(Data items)
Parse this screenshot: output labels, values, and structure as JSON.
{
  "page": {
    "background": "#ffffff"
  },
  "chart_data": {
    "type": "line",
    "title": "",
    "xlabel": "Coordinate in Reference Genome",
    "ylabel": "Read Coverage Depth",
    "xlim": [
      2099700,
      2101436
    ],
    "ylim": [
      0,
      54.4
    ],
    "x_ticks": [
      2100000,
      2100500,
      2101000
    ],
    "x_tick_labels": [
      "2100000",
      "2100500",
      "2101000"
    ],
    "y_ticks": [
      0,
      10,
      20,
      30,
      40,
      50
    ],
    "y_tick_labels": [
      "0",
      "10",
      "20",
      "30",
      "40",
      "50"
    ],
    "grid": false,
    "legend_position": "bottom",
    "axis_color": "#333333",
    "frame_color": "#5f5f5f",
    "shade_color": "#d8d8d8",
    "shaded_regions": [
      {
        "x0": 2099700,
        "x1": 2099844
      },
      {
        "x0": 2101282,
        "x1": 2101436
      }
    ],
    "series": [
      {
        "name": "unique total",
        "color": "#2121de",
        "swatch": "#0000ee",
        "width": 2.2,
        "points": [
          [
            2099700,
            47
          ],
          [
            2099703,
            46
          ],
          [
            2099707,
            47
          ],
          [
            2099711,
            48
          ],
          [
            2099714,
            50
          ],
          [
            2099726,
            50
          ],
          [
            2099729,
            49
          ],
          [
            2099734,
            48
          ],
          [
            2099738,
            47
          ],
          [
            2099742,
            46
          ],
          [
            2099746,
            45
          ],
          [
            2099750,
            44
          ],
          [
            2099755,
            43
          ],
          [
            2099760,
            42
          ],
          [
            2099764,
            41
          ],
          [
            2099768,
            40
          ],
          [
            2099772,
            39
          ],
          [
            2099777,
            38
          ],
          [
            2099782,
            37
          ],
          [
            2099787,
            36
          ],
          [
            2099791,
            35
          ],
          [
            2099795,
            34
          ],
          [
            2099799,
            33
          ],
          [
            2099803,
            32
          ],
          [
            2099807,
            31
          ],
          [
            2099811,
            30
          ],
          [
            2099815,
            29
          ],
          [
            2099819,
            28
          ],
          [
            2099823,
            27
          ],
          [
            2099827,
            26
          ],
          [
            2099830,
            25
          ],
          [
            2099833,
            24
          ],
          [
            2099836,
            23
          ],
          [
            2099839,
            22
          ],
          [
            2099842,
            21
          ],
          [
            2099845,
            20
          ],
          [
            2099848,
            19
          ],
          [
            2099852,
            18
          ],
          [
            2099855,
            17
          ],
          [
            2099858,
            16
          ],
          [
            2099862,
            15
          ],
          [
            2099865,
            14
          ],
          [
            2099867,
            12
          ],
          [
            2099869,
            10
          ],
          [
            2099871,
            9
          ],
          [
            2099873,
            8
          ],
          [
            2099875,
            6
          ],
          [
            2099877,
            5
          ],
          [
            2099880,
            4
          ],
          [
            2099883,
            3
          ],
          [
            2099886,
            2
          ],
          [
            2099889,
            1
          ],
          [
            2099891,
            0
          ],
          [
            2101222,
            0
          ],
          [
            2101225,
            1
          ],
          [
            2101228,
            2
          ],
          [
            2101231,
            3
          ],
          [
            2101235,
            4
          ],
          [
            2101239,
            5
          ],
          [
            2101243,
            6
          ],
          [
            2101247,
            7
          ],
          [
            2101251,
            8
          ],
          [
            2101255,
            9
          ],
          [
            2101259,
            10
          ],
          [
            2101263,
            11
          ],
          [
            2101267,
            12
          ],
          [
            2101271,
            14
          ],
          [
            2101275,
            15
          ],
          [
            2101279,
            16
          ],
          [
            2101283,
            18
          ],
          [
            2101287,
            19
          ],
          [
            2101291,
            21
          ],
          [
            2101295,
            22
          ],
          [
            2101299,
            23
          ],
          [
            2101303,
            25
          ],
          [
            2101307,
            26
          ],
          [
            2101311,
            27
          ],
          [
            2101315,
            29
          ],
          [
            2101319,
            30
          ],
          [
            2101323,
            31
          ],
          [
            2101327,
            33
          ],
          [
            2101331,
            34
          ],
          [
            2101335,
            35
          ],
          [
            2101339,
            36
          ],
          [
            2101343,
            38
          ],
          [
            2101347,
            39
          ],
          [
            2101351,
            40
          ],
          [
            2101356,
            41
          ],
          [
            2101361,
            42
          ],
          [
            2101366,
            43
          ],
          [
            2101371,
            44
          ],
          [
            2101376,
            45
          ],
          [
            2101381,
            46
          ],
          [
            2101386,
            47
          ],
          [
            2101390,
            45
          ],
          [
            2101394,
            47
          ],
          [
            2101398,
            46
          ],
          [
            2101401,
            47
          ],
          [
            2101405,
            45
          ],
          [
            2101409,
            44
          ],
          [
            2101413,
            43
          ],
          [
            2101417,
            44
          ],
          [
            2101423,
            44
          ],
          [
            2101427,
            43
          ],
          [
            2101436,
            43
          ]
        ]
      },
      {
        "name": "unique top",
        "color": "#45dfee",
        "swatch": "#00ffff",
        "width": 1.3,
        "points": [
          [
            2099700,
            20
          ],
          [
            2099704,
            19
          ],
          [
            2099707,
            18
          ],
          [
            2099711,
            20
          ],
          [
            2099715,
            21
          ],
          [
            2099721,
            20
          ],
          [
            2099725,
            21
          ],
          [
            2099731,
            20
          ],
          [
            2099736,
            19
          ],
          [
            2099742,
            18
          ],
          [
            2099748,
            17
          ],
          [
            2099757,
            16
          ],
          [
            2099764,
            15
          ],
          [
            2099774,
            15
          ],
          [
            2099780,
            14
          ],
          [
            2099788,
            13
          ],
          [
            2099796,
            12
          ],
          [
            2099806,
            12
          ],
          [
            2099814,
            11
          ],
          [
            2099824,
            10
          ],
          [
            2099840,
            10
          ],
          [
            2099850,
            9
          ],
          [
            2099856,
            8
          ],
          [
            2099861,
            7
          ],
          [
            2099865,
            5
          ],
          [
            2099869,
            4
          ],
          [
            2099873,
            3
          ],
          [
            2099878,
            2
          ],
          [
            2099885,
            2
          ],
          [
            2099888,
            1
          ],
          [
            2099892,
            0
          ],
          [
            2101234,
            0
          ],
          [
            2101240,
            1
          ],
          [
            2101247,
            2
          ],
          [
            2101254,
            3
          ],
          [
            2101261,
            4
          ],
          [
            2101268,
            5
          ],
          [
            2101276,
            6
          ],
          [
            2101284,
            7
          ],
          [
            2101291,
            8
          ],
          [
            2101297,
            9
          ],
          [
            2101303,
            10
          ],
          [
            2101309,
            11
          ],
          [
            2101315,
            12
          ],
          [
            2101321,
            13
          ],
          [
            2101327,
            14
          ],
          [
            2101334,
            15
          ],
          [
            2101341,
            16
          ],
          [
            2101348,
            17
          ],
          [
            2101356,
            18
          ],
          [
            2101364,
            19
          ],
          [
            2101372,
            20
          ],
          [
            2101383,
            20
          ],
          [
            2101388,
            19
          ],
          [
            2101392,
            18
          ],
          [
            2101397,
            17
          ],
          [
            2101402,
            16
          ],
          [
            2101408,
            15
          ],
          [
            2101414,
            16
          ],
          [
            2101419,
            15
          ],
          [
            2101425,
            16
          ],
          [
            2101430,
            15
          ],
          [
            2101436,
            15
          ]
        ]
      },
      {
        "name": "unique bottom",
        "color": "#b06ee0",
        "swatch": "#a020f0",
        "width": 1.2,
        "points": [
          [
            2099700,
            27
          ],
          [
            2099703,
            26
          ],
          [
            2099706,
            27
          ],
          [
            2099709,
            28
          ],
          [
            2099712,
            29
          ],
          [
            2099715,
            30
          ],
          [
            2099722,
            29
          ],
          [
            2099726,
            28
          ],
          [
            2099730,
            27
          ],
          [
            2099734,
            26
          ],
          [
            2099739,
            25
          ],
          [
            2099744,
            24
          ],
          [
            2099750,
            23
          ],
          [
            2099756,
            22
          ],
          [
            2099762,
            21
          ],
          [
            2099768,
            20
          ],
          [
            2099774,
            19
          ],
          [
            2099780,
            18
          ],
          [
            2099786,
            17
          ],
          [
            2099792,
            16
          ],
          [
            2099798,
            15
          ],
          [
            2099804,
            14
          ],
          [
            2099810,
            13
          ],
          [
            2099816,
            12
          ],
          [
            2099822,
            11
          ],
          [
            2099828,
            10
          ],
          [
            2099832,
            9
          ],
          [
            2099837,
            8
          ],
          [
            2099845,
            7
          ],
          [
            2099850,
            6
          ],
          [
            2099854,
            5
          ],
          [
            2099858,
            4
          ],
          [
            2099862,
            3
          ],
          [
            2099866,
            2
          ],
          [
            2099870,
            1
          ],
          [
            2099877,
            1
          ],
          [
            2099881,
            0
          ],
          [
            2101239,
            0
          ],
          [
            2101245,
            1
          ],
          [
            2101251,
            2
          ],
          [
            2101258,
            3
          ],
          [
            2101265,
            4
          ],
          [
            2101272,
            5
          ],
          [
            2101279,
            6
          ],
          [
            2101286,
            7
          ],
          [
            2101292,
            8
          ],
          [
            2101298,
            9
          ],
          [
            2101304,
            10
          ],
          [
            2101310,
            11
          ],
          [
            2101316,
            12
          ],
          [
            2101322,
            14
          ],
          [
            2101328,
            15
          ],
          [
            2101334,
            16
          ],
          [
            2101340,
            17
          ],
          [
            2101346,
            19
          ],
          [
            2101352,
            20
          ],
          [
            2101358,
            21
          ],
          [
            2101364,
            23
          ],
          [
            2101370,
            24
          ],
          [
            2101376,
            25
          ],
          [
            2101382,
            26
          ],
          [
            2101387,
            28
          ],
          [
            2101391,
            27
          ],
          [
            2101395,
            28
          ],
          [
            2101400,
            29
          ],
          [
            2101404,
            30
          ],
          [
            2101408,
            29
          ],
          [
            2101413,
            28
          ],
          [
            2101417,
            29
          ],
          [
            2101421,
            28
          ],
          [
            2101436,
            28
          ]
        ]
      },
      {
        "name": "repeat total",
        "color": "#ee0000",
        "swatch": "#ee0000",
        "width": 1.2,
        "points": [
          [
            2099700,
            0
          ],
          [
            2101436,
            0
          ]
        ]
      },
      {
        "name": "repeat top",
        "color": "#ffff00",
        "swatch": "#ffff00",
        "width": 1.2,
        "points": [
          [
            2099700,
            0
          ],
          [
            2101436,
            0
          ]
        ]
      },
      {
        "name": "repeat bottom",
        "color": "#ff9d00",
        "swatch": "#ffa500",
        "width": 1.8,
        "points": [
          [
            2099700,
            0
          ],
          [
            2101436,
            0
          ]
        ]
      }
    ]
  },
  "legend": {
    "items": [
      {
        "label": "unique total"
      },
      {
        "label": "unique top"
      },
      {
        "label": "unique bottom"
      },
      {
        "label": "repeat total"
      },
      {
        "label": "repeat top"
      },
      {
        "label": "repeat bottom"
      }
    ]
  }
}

What to produce:
In the entries above, find each line with "swatch" and copy it.

Finished task:
        "swatch": "#0000ee",
        "swatch": "#00ffff",
        "swatch": "#a020f0",
        "swatch": "#ee0000",
        "swatch": "#ffff00",
        "swatch": "#ffa500",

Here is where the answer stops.